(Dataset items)
--*--

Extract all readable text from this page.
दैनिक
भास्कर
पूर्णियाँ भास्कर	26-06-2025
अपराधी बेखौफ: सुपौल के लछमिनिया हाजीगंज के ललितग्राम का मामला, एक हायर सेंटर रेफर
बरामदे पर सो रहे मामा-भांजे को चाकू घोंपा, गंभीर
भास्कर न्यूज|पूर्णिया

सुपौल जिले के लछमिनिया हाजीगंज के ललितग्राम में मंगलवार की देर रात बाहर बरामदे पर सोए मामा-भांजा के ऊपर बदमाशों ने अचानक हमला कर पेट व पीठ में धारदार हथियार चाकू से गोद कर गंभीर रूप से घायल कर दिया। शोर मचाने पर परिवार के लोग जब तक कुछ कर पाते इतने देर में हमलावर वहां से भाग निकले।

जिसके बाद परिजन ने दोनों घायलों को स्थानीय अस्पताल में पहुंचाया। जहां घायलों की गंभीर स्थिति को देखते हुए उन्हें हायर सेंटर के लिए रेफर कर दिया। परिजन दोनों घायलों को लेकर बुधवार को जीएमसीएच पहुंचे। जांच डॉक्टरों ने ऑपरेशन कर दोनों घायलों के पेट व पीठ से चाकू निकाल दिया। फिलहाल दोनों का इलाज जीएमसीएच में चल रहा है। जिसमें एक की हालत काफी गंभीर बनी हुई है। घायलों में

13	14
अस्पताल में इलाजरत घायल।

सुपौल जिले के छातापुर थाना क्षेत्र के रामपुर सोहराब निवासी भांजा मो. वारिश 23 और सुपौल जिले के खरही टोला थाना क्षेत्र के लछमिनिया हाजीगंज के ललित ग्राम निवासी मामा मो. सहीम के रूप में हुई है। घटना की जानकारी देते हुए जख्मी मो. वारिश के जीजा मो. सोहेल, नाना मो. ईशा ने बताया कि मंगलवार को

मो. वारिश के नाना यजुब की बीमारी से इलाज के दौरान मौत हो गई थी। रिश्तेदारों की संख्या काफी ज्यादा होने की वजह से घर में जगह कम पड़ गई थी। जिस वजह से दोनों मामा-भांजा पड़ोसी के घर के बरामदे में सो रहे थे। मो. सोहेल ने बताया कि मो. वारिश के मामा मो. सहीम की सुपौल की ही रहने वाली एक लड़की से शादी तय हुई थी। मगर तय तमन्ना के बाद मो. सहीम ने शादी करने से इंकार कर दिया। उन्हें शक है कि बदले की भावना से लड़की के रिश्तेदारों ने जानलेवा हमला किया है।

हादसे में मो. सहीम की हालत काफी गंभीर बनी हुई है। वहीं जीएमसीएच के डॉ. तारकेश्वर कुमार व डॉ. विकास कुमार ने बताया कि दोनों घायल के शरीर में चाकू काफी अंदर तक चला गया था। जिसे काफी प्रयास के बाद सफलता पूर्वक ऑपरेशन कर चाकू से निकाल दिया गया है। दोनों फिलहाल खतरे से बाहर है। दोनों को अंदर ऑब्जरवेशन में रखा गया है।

--*--

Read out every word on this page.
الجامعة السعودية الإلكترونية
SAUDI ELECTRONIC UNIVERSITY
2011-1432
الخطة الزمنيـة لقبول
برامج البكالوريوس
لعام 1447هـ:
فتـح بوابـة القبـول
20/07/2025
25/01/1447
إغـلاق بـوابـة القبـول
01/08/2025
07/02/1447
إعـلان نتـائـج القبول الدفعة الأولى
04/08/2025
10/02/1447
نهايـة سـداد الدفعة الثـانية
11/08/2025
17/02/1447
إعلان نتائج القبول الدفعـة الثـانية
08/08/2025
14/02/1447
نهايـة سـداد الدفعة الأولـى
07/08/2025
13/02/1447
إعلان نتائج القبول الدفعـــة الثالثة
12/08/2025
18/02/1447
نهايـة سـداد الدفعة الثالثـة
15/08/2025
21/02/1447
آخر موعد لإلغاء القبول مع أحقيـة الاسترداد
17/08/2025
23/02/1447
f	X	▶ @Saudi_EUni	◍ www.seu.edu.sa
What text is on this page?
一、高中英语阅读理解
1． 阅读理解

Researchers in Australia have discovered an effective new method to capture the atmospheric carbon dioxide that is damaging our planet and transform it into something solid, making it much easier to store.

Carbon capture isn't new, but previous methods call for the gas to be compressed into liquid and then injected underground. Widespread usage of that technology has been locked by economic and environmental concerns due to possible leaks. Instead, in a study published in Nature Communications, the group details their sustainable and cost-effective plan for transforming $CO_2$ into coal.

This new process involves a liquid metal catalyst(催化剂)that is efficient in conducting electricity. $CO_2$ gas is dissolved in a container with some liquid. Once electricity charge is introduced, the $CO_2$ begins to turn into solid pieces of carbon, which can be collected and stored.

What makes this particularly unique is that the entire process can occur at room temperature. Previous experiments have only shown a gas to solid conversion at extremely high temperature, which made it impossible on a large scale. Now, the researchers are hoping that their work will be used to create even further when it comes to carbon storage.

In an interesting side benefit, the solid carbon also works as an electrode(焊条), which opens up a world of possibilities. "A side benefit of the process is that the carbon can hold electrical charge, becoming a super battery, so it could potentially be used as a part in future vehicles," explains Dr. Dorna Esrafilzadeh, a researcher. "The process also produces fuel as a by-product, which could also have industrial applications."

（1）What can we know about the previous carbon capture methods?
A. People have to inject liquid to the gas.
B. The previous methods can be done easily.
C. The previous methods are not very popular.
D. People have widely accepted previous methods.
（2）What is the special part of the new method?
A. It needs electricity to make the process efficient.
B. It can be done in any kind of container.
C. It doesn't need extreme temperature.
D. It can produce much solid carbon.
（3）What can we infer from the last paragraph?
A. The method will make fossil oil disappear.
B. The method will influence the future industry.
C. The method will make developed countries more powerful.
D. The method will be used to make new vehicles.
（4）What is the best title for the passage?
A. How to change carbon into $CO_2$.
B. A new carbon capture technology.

--*--

GIVEN INSTRUCTION:
Where a line above contains the string "text", copy that line.

RESULT OF THIS EXERCISE:
Extract all readable text from this page.
What text is on this page?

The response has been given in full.